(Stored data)
--- START ---
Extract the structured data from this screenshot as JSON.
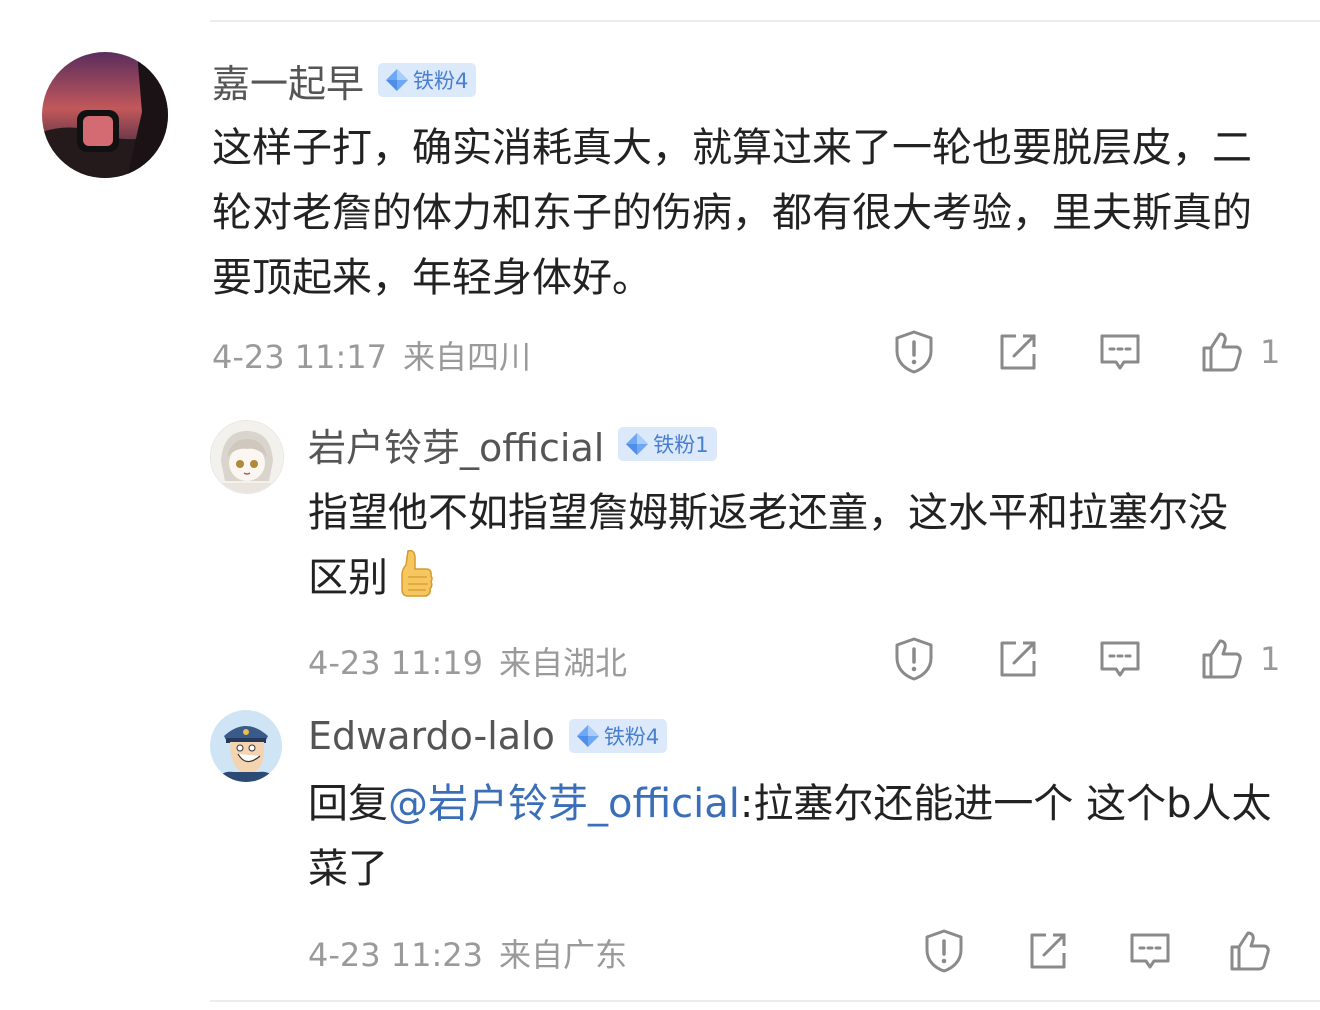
{
  "comments": [
    {
      "username": "嘉一起早",
      "badge": "铁粉4",
      "content": "这样子打，确实消耗真大，就算过来了一轮也要脱层皮，二轮对老詹的体力和东子的伤病，都有很大考验，里夫斯真的要顶起来，年轻身体好。",
      "time": "4-23 11:17",
      "location": "来自四川",
      "likes": "1"
    },
    {
      "username": "岩户铃芽_official",
      "badge": "铁粉1",
      "content": "指望他不如指望詹姆斯返老还童，这水平和拉塞尔没区别",
      "emoji": "thumbs-up",
      "time": "4-23 11:19",
      "location": "来自湖北",
      "likes": "1"
    },
    {
      "username": "Edwardo-lalo",
      "badge": "铁粉4",
      "reply_prefix": "回复",
      "mention": "@岩户铃芽_official",
      "content": ":拉塞尔还能进一个  这个b人太菜了",
      "time": "4-23 11:23",
      "location": "来自广东",
      "likes": ""
    }
  ],
  "icons": {
    "report": "report-icon",
    "share": "share-icon",
    "reply": "comment-icon",
    "like": "thumbs-up-icon"
  },
  "colors": {
    "mention": "#3a6fb7",
    "badge_bg": "#dbe9fb",
    "badge_text": "#4a7fd0",
    "meta": "#9a9a9a"
  }
}
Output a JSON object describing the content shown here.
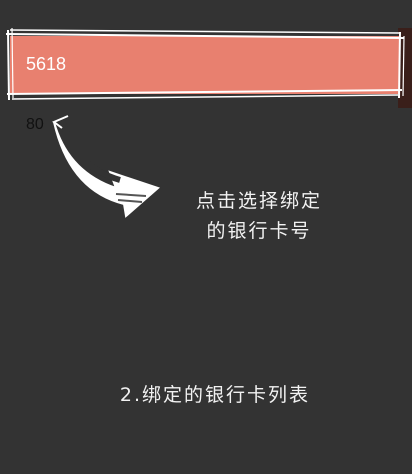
{
  "card": {
    "number": "5618",
    "peek_number": "80"
  },
  "annotations": {
    "select_line1": "点击选择绑定",
    "select_line2": "的银行卡号",
    "list_label": "2.绑定的银行卡列表"
  },
  "icons": {
    "arrow": "hand-drawn-curved-arrow-icon"
  },
  "colors": {
    "background": "#333333",
    "card": "#e8806f",
    "sketch": "#ffffff"
  }
}
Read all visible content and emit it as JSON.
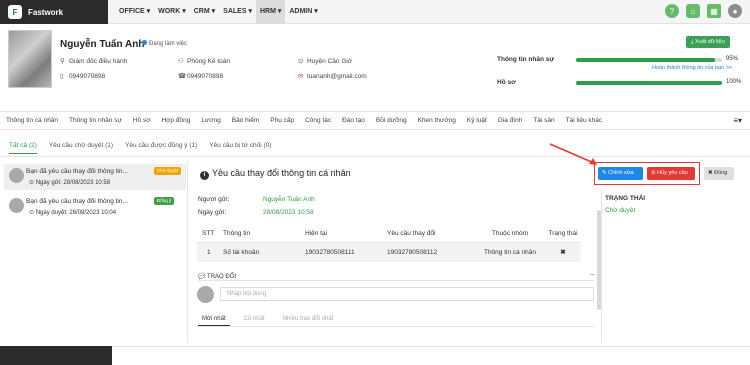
--- END ---
» **EXERCISE DESCRIPTION**:
Extract, word for word, every line from the one holding "Output a JSON" through the closing line of the data above. Do not include any pictures.

» **RESPONSE**:
Output a JSON object describing the content shown here.
{
  "card": {
    "number": "5618",
    "peek_number": "80"
  },
  "annotations": {
    "select_line1": "点击选择绑定",
    "select_line2": "的银行卡号",
    "list_label": "2.绑定的银行卡列表"
  },
  "icons": {
    "arrow": "hand-drawn-curved-arrow-icon"
  },
  "colors": {
    "background": "#333333",
    "card": "#e8806f",
    "sketch": "#ffffff"
  }
}
Read all visible content and emit it as JSON.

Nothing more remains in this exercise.